- **Requirement**
Make an exact copy of the listing below.

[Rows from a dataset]

........

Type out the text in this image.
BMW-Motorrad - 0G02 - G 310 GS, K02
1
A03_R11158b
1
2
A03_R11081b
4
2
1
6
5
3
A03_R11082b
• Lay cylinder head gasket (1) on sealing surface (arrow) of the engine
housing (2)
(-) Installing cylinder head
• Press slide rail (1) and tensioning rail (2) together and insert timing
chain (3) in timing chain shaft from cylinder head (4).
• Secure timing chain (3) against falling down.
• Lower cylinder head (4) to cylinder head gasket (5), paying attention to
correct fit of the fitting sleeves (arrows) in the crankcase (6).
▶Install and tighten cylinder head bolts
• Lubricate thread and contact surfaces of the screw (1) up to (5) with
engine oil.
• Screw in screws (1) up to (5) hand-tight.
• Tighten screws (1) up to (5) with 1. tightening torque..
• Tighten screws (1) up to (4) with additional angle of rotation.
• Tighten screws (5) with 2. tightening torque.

........

- **Correct result**
Type out the text in this image.
BMW-Motorrad - 0G02 - G 310 GS, K02
1
A03_R11158b
1
2
A03_R11081b
4
2
1
6
5
3
A03_R11082b
• Lay cylinder head gasket (1) on sealing surface (arrow) of the engine
housing (2)
(-) Installing cylinder head
• Press slide rail (1) and tensioning rail (2) together and insert timing
chain (3) in timing chain shaft from cylinder head (4).
• Secure timing chain (3) against falling down.
• Lower cylinder head (4) to cylinder head gasket (5), paying attention to
correct fit of the fitting sleeves (arrows) in the crankcase (6).
▶Install and tighten cylinder head bolts
• Lubricate thread and contact surfaces of the screw (1) up to (5) with
engine oil.
• Screw in screws (1) up to (5) hand-tight.
• Tighten screws (1) up to (5) with 1. tightening torque..
• Tighten screws (1) up to (4) with additional angle of rotation.
• Tighten screws (5) with 2. tightening torque.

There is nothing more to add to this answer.